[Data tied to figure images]
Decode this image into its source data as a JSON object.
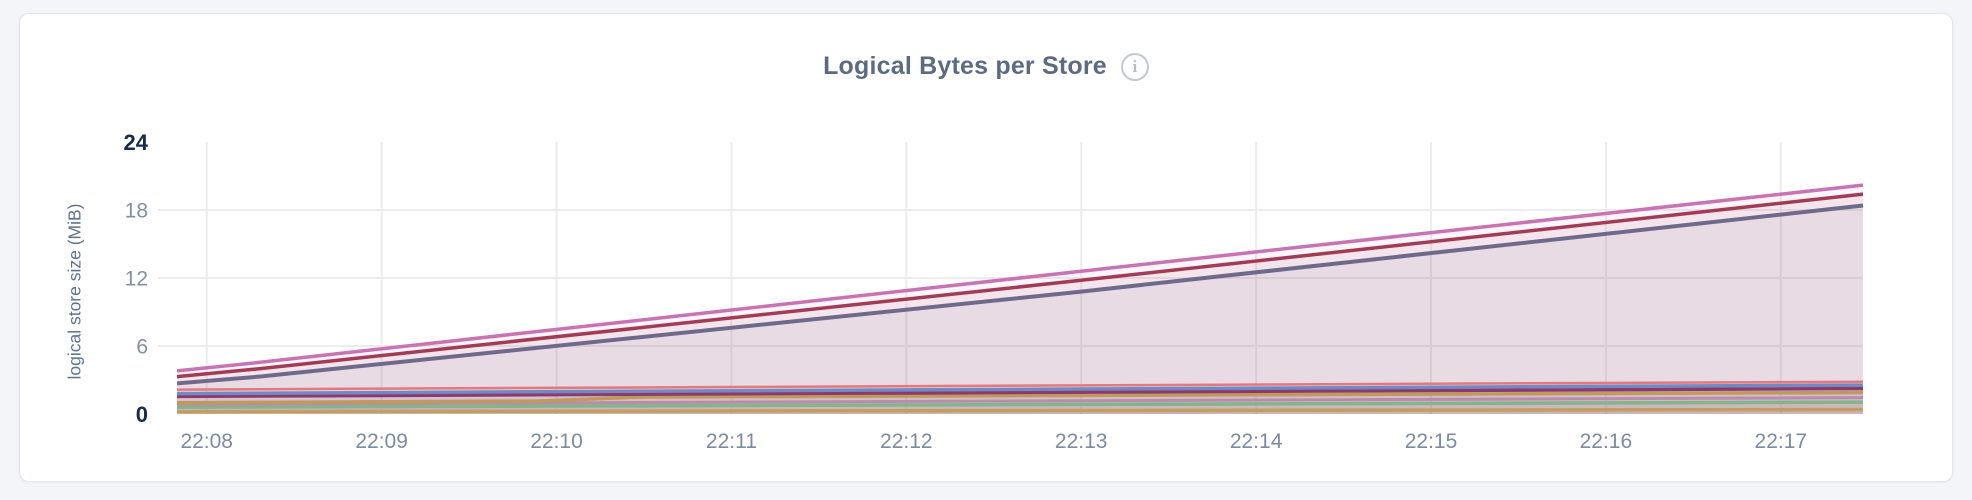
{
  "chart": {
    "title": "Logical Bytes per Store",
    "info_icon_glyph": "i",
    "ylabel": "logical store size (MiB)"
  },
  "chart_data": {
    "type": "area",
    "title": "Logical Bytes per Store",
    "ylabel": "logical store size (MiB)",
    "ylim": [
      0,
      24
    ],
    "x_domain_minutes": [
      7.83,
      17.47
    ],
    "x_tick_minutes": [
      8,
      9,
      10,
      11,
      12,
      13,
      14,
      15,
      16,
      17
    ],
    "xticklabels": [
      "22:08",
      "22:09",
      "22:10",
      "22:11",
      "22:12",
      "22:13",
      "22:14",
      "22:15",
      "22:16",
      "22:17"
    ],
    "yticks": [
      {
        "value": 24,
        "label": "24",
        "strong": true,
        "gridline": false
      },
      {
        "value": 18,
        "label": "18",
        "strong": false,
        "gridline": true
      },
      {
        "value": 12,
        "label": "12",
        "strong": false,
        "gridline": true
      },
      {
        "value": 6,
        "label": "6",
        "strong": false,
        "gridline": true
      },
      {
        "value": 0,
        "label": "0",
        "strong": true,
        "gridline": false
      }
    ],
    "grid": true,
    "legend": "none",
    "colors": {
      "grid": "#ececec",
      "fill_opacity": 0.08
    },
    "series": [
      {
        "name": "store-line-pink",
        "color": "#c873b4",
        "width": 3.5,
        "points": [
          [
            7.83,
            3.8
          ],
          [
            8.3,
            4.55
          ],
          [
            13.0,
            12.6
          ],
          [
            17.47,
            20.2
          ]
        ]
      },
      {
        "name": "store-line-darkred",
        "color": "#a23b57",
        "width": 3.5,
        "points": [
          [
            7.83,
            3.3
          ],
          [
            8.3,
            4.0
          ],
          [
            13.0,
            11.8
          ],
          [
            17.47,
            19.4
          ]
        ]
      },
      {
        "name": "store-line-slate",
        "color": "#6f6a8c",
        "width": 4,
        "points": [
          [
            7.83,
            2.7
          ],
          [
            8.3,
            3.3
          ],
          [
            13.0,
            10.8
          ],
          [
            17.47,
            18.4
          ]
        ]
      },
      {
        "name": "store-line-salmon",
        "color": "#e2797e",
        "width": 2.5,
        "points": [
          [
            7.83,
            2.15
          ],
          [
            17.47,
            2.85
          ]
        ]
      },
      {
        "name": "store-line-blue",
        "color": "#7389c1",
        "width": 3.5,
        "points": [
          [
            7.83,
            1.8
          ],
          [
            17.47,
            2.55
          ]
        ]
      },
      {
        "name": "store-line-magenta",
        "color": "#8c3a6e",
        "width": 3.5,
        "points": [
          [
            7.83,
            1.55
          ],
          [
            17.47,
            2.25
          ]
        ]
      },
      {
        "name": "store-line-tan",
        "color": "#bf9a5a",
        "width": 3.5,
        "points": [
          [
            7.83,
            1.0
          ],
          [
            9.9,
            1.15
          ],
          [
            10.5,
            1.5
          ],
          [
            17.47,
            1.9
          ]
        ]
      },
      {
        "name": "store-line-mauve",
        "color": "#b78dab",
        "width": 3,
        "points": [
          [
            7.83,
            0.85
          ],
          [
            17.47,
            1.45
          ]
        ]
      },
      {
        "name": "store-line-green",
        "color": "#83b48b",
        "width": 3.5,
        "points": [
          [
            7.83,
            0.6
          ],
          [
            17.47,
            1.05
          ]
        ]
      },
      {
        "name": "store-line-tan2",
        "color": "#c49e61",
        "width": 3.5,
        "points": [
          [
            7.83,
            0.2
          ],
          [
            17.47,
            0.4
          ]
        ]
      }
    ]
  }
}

**The request**
The word "ylabel" may appear on some lines. Report how many lines hold it, giving the number alone.

**Expected answer**
2